Your objective
Produce a word-for-word copy of the listing below without its pictures.
** Start of Material for this exercise **
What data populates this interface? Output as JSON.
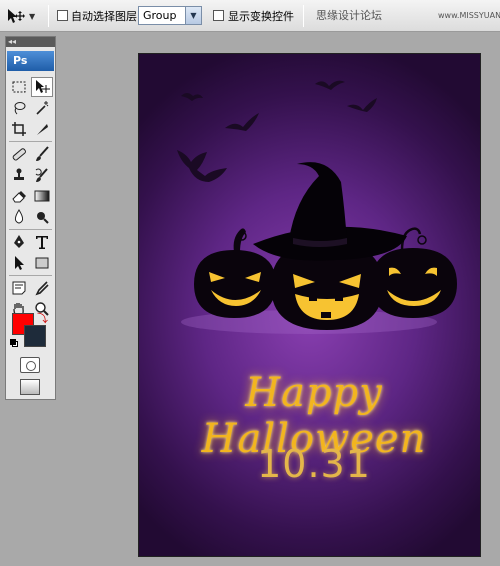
{
  "options_bar": {
    "auto_select_label": "自动选择图层",
    "auto_select_value": "Group",
    "show_transform_label": "显示变换控件",
    "watermark": "思缘设计论坛",
    "watermark_url": "www.MISSYUAN.COM"
  },
  "tools": {
    "logo": "Ps"
  },
  "document": {
    "greeting": "Happy Halloween",
    "date": "10.31"
  },
  "colors": {
    "foreground": "#ff0000",
    "background": "#1e2b3a",
    "text_gold": "#f2b51f"
  }
}
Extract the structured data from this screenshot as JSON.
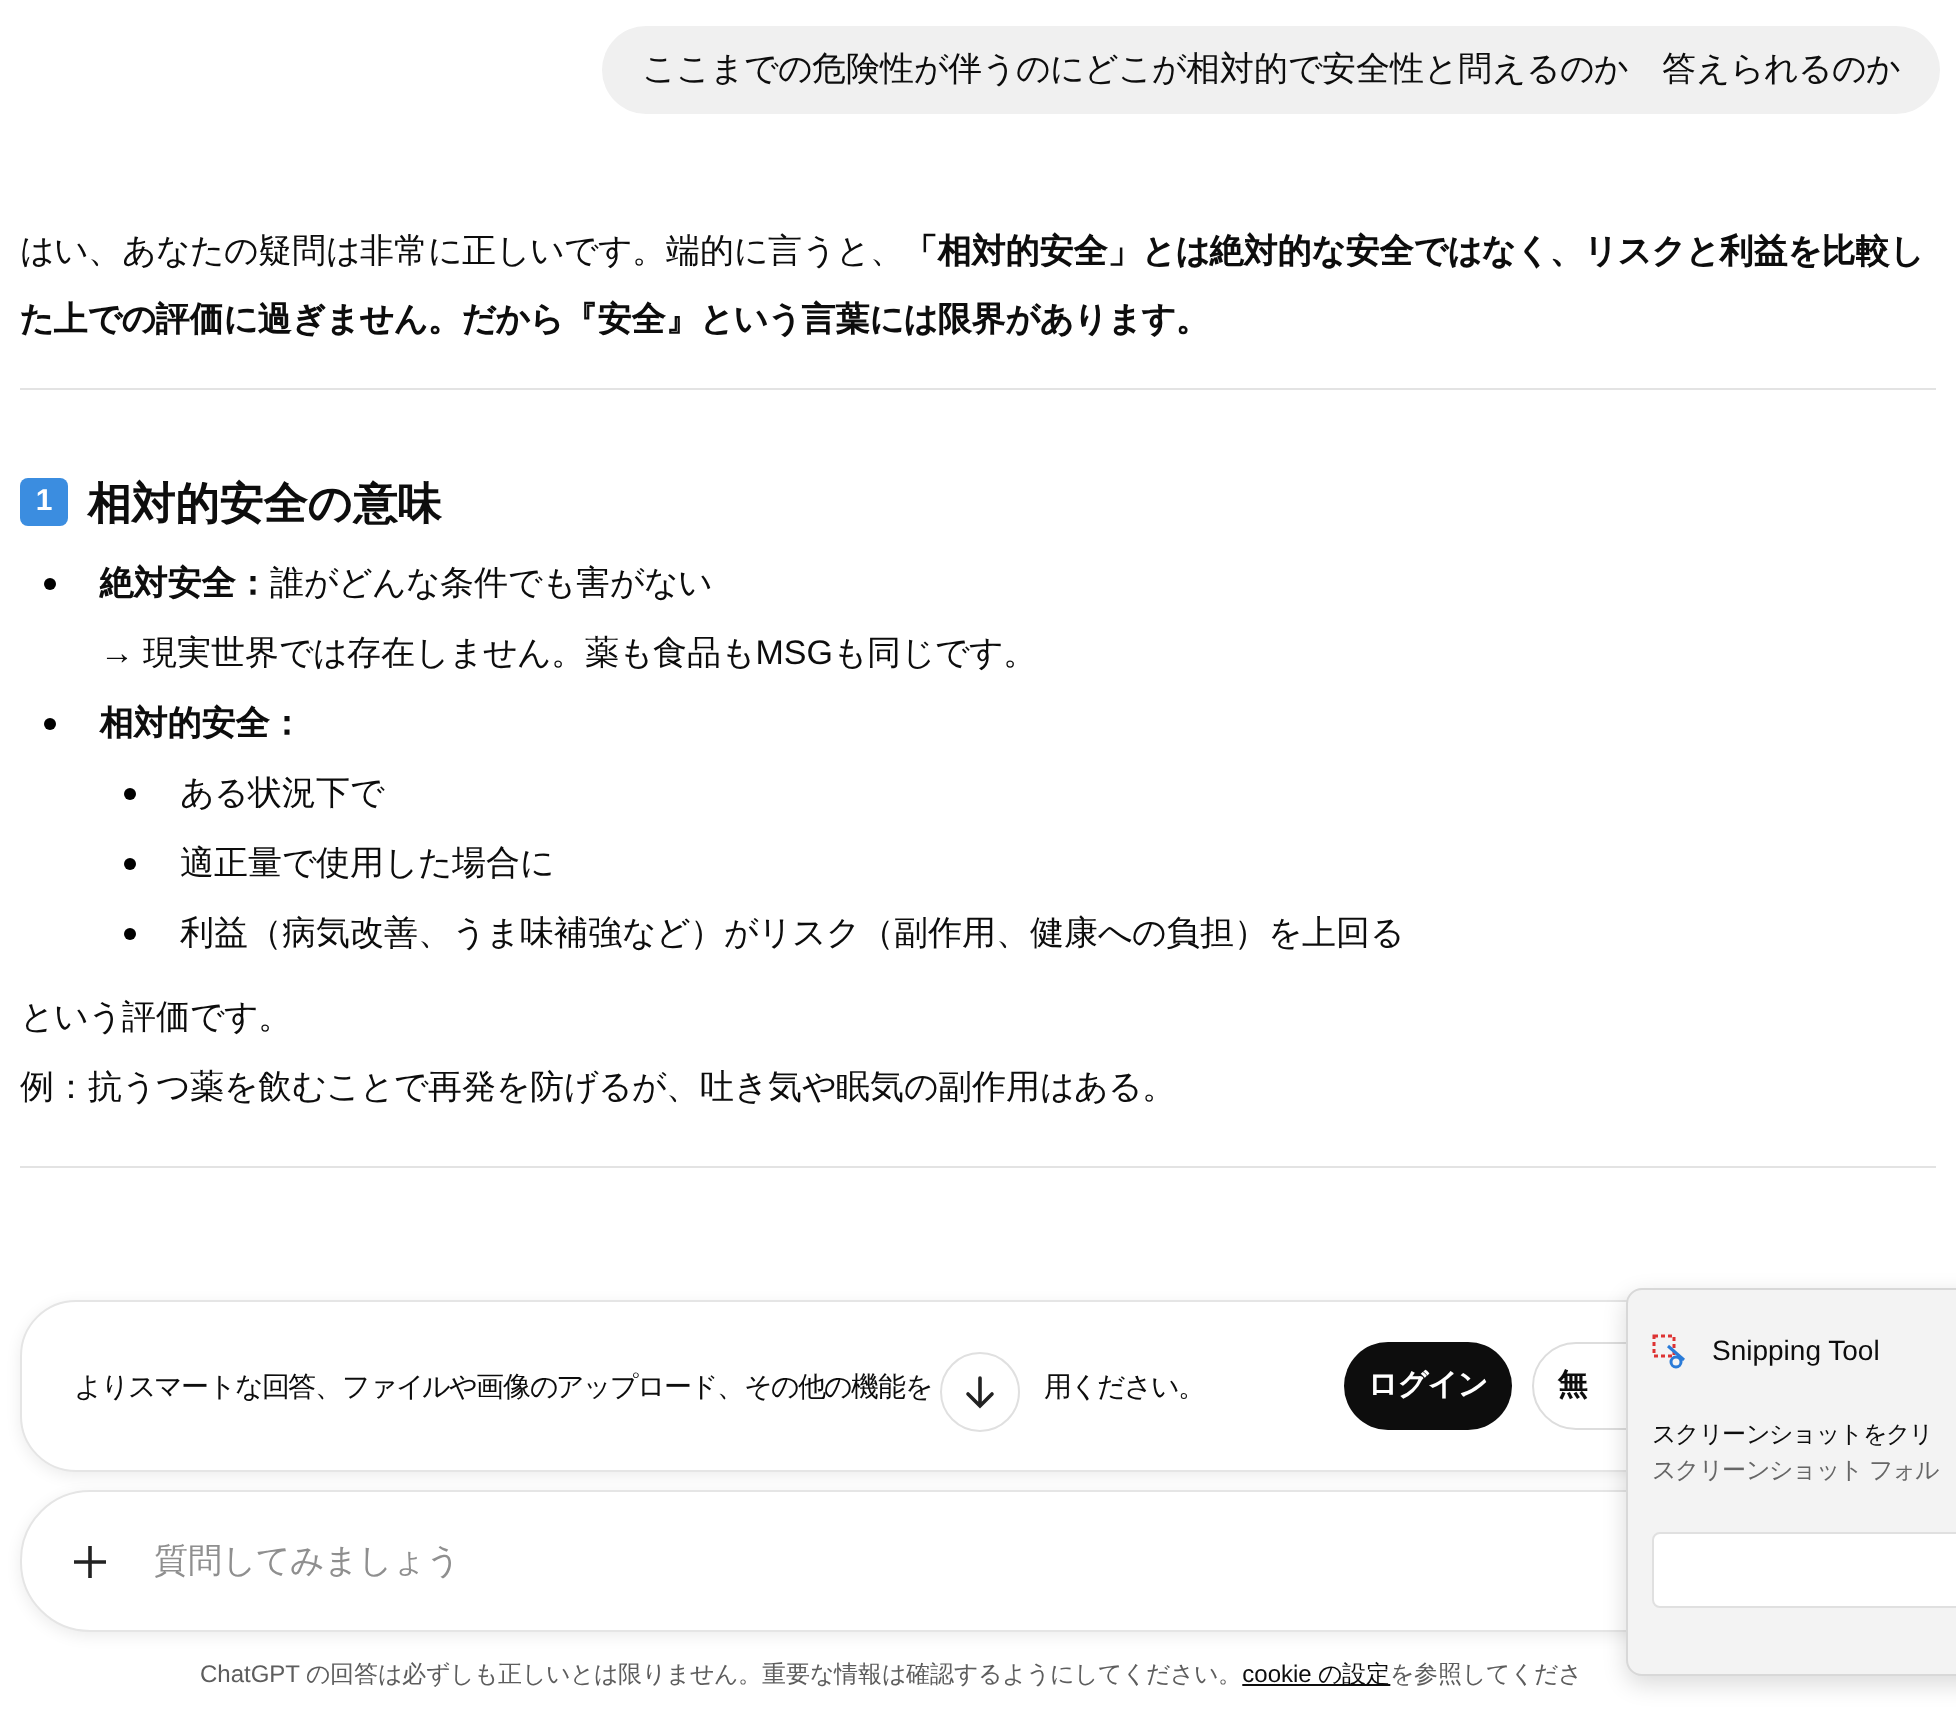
{
  "user_message": "ここまでの危険性が伴うのにどこが相対的で安全性と問えるのか　答えられるのか",
  "answer": {
    "intro": "はい、あなたの疑問は非常に正しいです。端的に言うと、**「相対的安全」とは絶対的な安全ではなく、リスクと利益を比較した上での評価に過ぎません。だから『安全』という言葉には限界があります。**",
    "section": {
      "number": "1",
      "title": "相対的安全の意味",
      "items": [
        {
          "label": "絶対安全：",
          "text": "誰がどんな条件でも害がない",
          "note": "→ 現実世界では存在しません。薬も食品もMSGも同じです。"
        },
        {
          "label": "相対的安全：",
          "children": [
            "ある状況下で",
            "適正量で使用した場合に",
            "利益（病気改善、うま味補強など）がリスク（副作用、健康への負担）を上回る"
          ]
        }
      ],
      "after": [
        "という評価です。",
        "例：抗うつ薬を飲むことで再発を防げるが、吐き気や眠気の副作用はある。"
      ]
    }
  },
  "banner": {
    "text_before": "よりスマートな回答、ファイルや画像のアップロード、その他の機能を",
    "text_after": "用ください。",
    "login": "ログイン",
    "second_button": "無"
  },
  "composer": {
    "placeholder": "質問してみましょう"
  },
  "footer": {
    "text": "ChatGPT の回答は必ずしも正しいとは限りません。重要な情報は確認するようにしてください。",
    "link": "cookie の設定",
    "text_after": "を参照してくださ"
  },
  "notification": {
    "app": "Snipping Tool",
    "title": "スクリーンショットをクリ",
    "body": "スクリーンショット フォル"
  }
}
** End of Material for this exercise **
Task answer
What data populates this interface? Output as JSON.
{
  "options_bar": {
    "auto_select_label": "自动选择图层",
    "auto_select_value": "Group",
    "show_transform_label": "显示变换控件",
    "watermark": "思缘设计论坛",
    "watermark_url": "www.MISSYUAN.COM"
  },
  "tools": {
    "logo": "Ps"
  },
  "document": {
    "greeting": "Happy Halloween",
    "date": "10.31"
  },
  "colors": {
    "foreground": "#ff0000",
    "background": "#1e2b3a",
    "text_gold": "#f2b51f"
  }
}
Extract the structured data from this screenshot as JSON.
{
  "user_message": "ここまでの危険性が伴うのにどこが相対的で安全性と問えるのか　答えられるのか",
  "answer": {
    "intro": "はい、あなたの疑問は非常に正しいです。端的に言うと、**「相対的安全」とは絶対的な安全ではなく、リスクと利益を比較した上での評価に過ぎません。だから『安全』という言葉には限界があります。**",
    "section": {
      "number": "1",
      "title": "相対的安全の意味",
      "items": [
        {
          "label": "絶対安全：",
          "text": "誰がどんな条件でも害がない",
          "note": "→ 現実世界では存在しません。薬も食品もMSGも同じです。"
        },
        {
          "label": "相対的安全：",
          "children": [
            "ある状況下で",
            "適正量で使用した場合に",
            "利益（病気改善、うま味補強など）がリスク（副作用、健康への負担）を上回る"
          ]
        }
      ],
      "after": [
        "という評価です。",
        "例：抗うつ薬を飲むことで再発を防げるが、吐き気や眠気の副作用はある。"
      ]
    }
  },
  "banner": {
    "text_before": "よりスマートな回答、ファイルや画像のアップロード、その他の機能を",
    "text_after": "用ください。",
    "login": "ログイン",
    "second_button": "無"
  },
  "composer": {
    "placeholder": "質問してみましょう"
  },
  "footer": {
    "text": "ChatGPT の回答は必ずしも正しいとは限りません。重要な情報は確認するようにしてください。",
    "link": "cookie の設定",
    "text_after": "を参照してくださ"
  },
  "notification": {
    "app": "Snipping Tool",
    "title": "スクリーンショットをクリ",
    "body": "スクリーンショット フォル"
  }
}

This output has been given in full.